● **SHORT TASK**
Write out exactly, with no other output, the lines below from the one that contains "Convert this screenshot" through the end.

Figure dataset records

■ ■ ■ ■ ■

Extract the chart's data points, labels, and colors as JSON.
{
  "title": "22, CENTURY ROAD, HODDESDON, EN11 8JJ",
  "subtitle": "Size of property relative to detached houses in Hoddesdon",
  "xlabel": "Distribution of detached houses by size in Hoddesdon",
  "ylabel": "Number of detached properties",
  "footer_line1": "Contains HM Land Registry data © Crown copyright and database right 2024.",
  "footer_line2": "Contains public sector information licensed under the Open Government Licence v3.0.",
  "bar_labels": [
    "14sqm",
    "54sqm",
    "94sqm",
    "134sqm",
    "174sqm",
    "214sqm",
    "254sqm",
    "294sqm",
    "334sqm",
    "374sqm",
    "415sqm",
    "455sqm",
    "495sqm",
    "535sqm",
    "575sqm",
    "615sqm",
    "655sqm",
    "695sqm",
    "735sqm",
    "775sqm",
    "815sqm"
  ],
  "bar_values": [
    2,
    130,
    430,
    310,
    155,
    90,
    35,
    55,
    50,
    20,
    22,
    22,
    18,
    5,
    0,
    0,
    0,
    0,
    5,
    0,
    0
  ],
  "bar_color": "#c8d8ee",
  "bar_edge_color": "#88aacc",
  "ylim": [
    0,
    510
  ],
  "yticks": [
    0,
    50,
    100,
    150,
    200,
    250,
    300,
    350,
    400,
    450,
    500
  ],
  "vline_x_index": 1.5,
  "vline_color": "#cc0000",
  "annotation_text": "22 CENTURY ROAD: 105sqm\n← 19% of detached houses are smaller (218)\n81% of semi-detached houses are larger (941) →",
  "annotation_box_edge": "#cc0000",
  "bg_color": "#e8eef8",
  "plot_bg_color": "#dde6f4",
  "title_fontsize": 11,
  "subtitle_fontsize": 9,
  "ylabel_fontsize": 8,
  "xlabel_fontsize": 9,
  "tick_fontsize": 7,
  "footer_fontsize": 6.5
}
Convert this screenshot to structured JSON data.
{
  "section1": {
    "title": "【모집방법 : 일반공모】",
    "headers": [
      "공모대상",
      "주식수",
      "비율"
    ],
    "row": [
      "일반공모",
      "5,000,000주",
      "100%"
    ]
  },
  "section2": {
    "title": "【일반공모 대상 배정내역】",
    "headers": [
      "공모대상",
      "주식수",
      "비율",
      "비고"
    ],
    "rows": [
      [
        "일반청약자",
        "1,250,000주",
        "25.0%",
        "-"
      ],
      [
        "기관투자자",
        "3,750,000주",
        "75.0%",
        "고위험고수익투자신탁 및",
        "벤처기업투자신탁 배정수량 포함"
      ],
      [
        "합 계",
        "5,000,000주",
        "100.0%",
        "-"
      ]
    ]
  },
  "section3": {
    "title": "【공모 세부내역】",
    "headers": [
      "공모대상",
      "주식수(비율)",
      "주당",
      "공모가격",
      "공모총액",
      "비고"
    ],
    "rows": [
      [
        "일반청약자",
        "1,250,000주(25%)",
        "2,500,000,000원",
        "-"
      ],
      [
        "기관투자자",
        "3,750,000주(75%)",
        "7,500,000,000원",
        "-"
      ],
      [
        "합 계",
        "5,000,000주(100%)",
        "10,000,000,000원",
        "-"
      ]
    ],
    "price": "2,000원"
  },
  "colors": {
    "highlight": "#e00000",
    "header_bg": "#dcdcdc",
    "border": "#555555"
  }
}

■ ■ ■ ■ ■

● **OUTPUT BELOW**
Convert this screenshot to structured JSON data.
{
  "section1": {
    "title": "【모집방법 : 일반공모】",
    "headers": [
      "공모대상",
      "주식수",
      "비율"
    ],
    "row": [
      "일반공모",
      "5,000,000주",
      "100%"
    ]
  },
  "section2": {
    "title": "【일반공모 대상 배정내역】",
    "headers": [
      "공모대상",
      "주식수",
      "비율",
      "비고"
    ],
    "rows": [
      [
        "일반청약자",
        "1,250,000주",
        "25.0%",
        "-"
      ],
      [
        "기관투자자",
        "3,750,000주",
        "75.0%",
        "고위험고수익투자신탁 및",
        "벤처기업투자신탁 배정수량 포함"
      ],
      [
        "합 계",
        "5,000,000주",
        "100.0%",
        "-"
      ]
    ]
  },
  "section3": {
    "title": "【공모 세부내역】",
    "headers": [
      "공모대상",
      "주식수(비율)",
      "주당",
      "공모가격",
      "공모총액",
      "비고"
    ],
    "rows": [
      [
        "일반청약자",
        "1,250,000주(25%)",
        "2,500,000,000원",
        "-"
      ],
      [
        "기관투자자",
        "3,750,000주(75%)",
        "7,500,000,000원",
        "-"
      ],
      [
        "합 계",
        "5,000,000주(100%)",
        "10,000,000,000원",
        "-"
      ]
    ],
    "price": "2,000원"
  },
  "colors": {
    "highlight": "#e00000",
    "header_bg": "#dcdcdc",
    "border": "#555555"
  }
}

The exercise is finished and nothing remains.